- [Data to process]:
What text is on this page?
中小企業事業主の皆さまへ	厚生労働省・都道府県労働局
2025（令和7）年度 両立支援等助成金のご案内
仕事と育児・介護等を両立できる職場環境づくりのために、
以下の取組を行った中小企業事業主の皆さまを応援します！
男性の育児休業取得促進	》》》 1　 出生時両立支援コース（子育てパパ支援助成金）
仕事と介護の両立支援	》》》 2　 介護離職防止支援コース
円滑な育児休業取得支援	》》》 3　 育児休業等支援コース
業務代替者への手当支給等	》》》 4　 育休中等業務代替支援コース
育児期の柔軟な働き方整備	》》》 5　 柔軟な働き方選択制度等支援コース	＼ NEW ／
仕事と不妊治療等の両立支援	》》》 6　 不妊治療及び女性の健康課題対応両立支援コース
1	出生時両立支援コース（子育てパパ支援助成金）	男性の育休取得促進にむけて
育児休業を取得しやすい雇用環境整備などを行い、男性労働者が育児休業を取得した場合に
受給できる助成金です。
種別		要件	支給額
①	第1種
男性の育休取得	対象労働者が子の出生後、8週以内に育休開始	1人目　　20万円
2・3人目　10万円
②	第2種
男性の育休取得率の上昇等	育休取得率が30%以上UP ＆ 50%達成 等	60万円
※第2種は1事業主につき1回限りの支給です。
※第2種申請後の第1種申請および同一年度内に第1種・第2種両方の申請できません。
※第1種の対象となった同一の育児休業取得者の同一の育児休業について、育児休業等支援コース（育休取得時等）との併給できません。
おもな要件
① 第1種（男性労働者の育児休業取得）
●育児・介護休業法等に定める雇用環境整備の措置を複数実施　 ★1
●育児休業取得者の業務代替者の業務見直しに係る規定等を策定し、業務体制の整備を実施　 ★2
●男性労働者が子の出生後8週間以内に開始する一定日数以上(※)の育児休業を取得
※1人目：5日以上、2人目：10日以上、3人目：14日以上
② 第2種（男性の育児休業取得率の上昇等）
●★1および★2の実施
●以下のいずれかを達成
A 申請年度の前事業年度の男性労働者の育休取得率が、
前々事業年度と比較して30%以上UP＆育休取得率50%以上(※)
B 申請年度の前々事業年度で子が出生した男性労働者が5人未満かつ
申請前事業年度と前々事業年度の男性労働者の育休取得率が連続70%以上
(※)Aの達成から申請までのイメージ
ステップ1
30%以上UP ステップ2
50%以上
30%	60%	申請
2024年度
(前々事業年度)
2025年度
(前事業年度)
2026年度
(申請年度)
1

- [Prompt]: Exact output of every entry is required.

- [Output of the task]:
What text is on this page?
中小企業事業主の皆さまへ	厚生労働省・都道府県労働局
2025（令和7）年度 両立支援等助成金のご案内
仕事と育児・介護等を両立できる職場環境づくりのために、
以下の取組を行った中小企業事業主の皆さまを応援します！
男性の育児休業取得促進	》》》 1　 出生時両立支援コース（子育てパパ支援助成金）
仕事と介護の両立支援	》》》 2　 介護離職防止支援コース
円滑な育児休業取得支援	》》》 3　 育児休業等支援コース
業務代替者への手当支給等	》》》 4　 育休中等業務代替支援コース
育児期の柔軟な働き方整備	》》》 5　 柔軟な働き方選択制度等支援コース	＼ NEW ／
仕事と不妊治療等の両立支援	》》》 6　 不妊治療及び女性の健康課題対応両立支援コース
1	出生時両立支援コース（子育てパパ支援助成金）	男性の育休取得促進にむけて
育児休業を取得しやすい雇用環境整備などを行い、男性労働者が育児休業を取得した場合に
受給できる助成金です。
種別		要件	支給額
①	第1種
男性の育休取得	対象労働者が子の出生後、8週以内に育休開始	1人目　　20万円
2・3人目　10万円
②	第2種
男性の育休取得率の上昇等	育休取得率が30%以上UP ＆ 50%達成 等	60万円
※第2種は1事業主につき1回限りの支給です。
※第2種申請後の第1種申請および同一年度内に第1種・第2種両方の申請できません。
※第1種の対象となった同一の育児休業取得者の同一の育児休業について、育児休業等支援コース（育休取得時等）との併給できません。
おもな要件
① 第1種（男性労働者の育児休業取得）
●育児・介護休業法等に定める雇用環境整備の措置を複数実施　 ★1
●育児休業取得者の業務代替者の業務見直しに係る規定等を策定し、業務体制の整備を実施　 ★2
●男性労働者が子の出生後8週間以内に開始する一定日数以上(※)の育児休業を取得
※1人目：5日以上、2人目：10日以上、3人目：14日以上
② 第2種（男性の育児休業取得率の上昇等）
●★1および★2の実施
●以下のいずれかを達成
A 申請年度の前事業年度の男性労働者の育休取得率が、
前々事業年度と比較して30%以上UP＆育休取得率50%以上(※)
B 申請年度の前々事業年度で子が出生した男性労働者が5人未満かつ
申請前事業年度と前々事業年度の男性労働者の育休取得率が連続70%以上
(※)Aの達成から申請までのイメージ
ステップ1
30%以上UP ステップ2
50%以上
30%	60%	申請
2024年度
(前々事業年度)
2025年度
(前事業年度)
2026年度
(申請年度)
1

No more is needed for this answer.